#### [Task to complete]
Every line must be returned precisely as it is written.

#### [Working data]
----

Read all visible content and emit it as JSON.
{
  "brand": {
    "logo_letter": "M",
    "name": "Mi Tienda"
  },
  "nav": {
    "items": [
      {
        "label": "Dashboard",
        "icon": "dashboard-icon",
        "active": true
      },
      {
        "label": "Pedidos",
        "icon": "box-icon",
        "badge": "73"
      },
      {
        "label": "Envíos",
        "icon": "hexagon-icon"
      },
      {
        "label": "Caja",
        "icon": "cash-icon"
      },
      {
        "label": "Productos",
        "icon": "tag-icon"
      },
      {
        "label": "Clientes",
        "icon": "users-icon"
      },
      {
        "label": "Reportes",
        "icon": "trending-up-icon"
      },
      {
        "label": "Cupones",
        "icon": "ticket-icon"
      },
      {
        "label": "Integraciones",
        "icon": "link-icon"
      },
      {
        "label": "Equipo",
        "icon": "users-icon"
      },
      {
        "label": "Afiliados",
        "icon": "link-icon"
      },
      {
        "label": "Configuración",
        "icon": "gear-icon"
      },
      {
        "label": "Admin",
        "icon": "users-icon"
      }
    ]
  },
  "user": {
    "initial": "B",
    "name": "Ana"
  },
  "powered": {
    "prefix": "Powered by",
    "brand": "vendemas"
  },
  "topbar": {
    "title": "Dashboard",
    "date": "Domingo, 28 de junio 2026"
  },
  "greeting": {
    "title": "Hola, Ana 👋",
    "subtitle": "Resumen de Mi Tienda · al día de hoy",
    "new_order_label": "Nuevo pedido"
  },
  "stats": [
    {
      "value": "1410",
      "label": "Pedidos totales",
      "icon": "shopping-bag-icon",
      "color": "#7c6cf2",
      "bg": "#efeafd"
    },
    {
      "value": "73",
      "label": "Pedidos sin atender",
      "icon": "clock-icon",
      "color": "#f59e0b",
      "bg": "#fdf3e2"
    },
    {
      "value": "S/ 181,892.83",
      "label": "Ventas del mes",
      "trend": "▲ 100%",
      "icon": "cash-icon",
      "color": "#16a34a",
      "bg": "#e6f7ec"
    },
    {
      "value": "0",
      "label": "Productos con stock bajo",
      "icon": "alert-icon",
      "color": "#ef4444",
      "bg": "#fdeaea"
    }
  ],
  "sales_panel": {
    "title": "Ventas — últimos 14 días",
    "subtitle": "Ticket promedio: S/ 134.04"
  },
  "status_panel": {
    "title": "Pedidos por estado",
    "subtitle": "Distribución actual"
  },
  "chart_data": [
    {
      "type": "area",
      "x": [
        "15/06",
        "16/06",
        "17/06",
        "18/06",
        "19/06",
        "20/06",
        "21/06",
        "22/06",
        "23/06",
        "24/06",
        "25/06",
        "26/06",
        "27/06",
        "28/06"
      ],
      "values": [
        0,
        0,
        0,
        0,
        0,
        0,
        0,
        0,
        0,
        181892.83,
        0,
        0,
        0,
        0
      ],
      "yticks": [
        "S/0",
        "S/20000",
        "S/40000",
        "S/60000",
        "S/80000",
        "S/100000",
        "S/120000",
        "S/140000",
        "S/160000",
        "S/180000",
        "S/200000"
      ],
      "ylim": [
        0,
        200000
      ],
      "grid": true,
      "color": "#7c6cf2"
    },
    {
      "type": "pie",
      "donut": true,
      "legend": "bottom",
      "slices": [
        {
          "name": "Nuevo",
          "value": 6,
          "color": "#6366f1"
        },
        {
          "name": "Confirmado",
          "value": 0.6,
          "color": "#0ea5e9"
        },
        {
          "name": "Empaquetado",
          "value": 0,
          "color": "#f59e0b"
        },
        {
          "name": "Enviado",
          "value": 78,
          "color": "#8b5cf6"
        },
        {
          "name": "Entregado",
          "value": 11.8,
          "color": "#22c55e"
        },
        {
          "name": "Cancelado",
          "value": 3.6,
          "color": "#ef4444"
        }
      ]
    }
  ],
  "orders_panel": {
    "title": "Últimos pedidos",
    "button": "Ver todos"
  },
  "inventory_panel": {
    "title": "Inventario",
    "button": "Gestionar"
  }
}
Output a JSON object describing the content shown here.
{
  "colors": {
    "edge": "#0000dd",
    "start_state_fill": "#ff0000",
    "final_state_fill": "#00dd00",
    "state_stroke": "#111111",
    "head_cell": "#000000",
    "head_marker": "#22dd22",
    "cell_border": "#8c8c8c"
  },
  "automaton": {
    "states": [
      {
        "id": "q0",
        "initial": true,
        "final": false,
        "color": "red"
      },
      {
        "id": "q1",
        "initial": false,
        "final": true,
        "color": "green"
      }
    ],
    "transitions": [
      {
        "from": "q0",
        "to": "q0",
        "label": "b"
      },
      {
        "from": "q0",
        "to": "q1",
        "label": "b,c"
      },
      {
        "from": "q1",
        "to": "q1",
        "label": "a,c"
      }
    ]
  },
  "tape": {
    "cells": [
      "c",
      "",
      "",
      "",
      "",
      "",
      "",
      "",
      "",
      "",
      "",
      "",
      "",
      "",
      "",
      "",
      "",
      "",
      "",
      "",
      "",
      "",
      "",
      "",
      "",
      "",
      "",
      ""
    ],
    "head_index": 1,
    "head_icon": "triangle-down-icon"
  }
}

----

#### [Task solution]
Read all visible content and emit it as JSON.
{
  "brand": {
    "logo_letter": "M",
    "name": "Mi Tienda"
  },
  "nav": {
    "items": [
      {
        "label": "Dashboard",
        "icon": "dashboard-icon",
        "active": true
      },
      {
        "label": "Pedidos",
        "icon": "box-icon",
        "badge": "73"
      },
      {
        "label": "Envíos",
        "icon": "hexagon-icon"
      },
      {
        "label": "Caja",
        "icon": "cash-icon"
      },
      {
        "label": "Productos",
        "icon": "tag-icon"
      },
      {
        "label": "Clientes",
        "icon": "users-icon"
      },
      {
        "label": "Reportes",
        "icon": "trending-up-icon"
      },
      {
        "label": "Cupones",
        "icon": "ticket-icon"
      },
      {
        "label": "Integraciones",
        "icon": "link-icon"
      },
      {
        "label": "Equipo",
        "icon": "users-icon"
      },
      {
        "label": "Afiliados",
        "icon": "link-icon"
      },
      {
        "label": "Configuración",
        "icon": "gear-icon"
      },
      {
        "label": "Admin",
        "icon": "users-icon"
      }
    ]
  },
  "user": {
    "initial": "B",
    "name": "Ana"
  },
  "powered": {
    "prefix": "Powered by",
    "brand": "vendemas"
  },
  "topbar": {
    "title": "Dashboard",
    "date": "Domingo, 28 de junio 2026"
  },
  "greeting": {
    "title": "Hola, Ana 👋",
    "subtitle": "Resumen de Mi Tienda · al día de hoy",
    "new_order_label": "Nuevo pedido"
  },
  "stats": [
    {
      "value": "1410",
      "label": "Pedidos totales",
      "icon": "shopping-bag-icon",
      "color": "#7c6cf2",
      "bg": "#efeafd"
    },
    {
      "value": "73",
      "label": "Pedidos sin atender",
      "icon": "clock-icon",
      "color": "#f59e0b",
      "bg": "#fdf3e2"
    },
    {
      "value": "S/ 181,892.83",
      "label": "Ventas del mes",
      "trend": "▲ 100%",
      "icon": "cash-icon",
      "color": "#16a34a",
      "bg": "#e6f7ec"
    },
    {
      "value": "0",
      "label": "Productos con stock bajo",
      "icon": "alert-icon",
      "color": "#ef4444",
      "bg": "#fdeaea"
    }
  ],
  "sales_panel": {
    "title": "Ventas — últimos 14 días",
    "subtitle": "Ticket promedio: S/ 134.04"
  },
  "status_panel": {
    "title": "Pedidos por estado",
    "subtitle": "Distribución actual"
  },
  "chart_data": [
    {
      "type": "area",
      "x": [
        "15/06",
        "16/06",
        "17/06",
        "18/06",
        "19/06",
        "20/06",
        "21/06",
        "22/06",
        "23/06",
        "24/06",
        "25/06",
        "26/06",
        "27/06",
        "28/06"
      ],
      "values": [
        0,
        0,
        0,
        0,
        0,
        0,
        0,
        0,
        0,
        181892.83,
        0,
        0,
        0,
        0
      ],
      "yticks": [
        "S/0",
        "S/20000",
        "S/40000",
        "S/60000",
        "S/80000",
        "S/100000",
        "S/120000",
        "S/140000",
        "S/160000",
        "S/180000",
        "S/200000"
      ],
      "ylim": [
        0,
        200000
      ],
      "grid": true,
      "color": "#7c6cf2"
    },
    {
      "type": "pie",
      "donut": true,
      "legend": "bottom",
      "slices": [
        {
          "name": "Nuevo",
          "value": 6,
          "color": "#6366f1"
        },
        {
          "name": "Confirmado",
          "value": 0.6,
          "color": "#0ea5e9"
        },
        {
          "name": "Empaquetado",
          "value": 0,
          "color": "#f59e0b"
        },
        {
          "name": "Enviado",
          "value": 78,
          "color": "#8b5cf6"
        },
        {
          "name": "Entregado",
          "value": 11.8,
          "color": "#22c55e"
        },
        {
          "name": "Cancelado",
          "value": 3.6,
          "color": "#ef4444"
        }
      ]
    }
  ],
  "orders_panel": {
    "title": "Últimos pedidos",
    "button": "Ver todos"
  },
  "inventory_panel": {
    "title": "Inventario",
    "button": "Gestionar"
  }
}
Output a JSON object describing the content shown here.
{
  "colors": {
    "edge": "#0000dd",
    "start_state_fill": "#ff0000",
    "final_state_fill": "#00dd00",
    "state_stroke": "#111111",
    "head_cell": "#000000",
    "head_marker": "#22dd22",
    "cell_border": "#8c8c8c"
  },
  "automaton": {
    "states": [
      {
        "id": "q0",
        "initial": true,
        "final": false,
        "color": "red"
      },
      {
        "id": "q1",
        "initial": false,
        "final": true,
        "color": "green"
      }
    ],
    "transitions": [
      {
        "from": "q0",
        "to": "q0",
        "label": "b"
      },
      {
        "from": "q0",
        "to": "q1",
        "label": "b,c"
      },
      {
        "from": "q1",
        "to": "q1",
        "label": "a,c"
      }
    ]
  },
  "tape": {
    "cells": [
      "c",
      "",
      "",
      "",
      "",
      "",
      "",
      "",
      "",
      "",
      "",
      "",
      "",
      "",
      "",
      "",
      "",
      "",
      "",
      "",
      "",
      "",
      "",
      "",
      "",
      "",
      "",
      ""
    ],
    "head_index": 1,
    "head_icon": "triangle-down-icon"
  }
}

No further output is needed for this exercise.